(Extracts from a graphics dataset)
——

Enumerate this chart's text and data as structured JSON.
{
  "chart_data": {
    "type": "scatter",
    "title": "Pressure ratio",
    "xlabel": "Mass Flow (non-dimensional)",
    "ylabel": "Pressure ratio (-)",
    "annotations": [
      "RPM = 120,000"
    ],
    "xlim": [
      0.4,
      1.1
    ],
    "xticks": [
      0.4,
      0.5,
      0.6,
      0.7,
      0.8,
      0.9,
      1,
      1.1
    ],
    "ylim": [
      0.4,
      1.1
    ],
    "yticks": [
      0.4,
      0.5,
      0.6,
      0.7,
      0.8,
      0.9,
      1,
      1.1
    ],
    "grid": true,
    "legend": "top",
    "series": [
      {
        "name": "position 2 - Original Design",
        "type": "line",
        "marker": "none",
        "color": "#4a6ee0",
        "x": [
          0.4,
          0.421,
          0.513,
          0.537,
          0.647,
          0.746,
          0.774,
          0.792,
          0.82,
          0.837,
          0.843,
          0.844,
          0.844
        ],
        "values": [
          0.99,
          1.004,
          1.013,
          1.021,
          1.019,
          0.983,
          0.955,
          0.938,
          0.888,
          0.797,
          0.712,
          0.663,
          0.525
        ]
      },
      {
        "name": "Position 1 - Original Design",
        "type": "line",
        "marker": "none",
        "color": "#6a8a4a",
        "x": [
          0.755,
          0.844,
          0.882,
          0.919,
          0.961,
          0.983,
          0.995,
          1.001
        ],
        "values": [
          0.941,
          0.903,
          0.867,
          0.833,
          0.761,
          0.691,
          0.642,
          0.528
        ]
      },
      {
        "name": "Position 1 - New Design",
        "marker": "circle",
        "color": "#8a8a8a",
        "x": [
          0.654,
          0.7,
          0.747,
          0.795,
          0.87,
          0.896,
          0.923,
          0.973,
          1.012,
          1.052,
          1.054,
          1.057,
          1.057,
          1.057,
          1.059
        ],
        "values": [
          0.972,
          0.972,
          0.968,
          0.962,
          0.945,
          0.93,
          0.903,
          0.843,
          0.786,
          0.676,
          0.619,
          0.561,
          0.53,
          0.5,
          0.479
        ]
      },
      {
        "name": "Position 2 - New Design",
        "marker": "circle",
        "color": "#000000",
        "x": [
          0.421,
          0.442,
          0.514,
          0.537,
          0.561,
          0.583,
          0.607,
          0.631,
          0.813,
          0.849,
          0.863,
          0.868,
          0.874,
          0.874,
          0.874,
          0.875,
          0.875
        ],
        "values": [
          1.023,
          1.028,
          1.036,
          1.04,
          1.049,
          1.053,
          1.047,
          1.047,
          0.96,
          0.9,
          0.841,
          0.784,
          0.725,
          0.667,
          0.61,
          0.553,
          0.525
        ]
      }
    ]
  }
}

——

From the data, collect all lines where the string "name" appears.

        "name": "position 2 - Original Design",
        "name": "Position 1 - Original Design",
        "name": "Position 1 - New Design",
        "name": "Position 2 - New Design",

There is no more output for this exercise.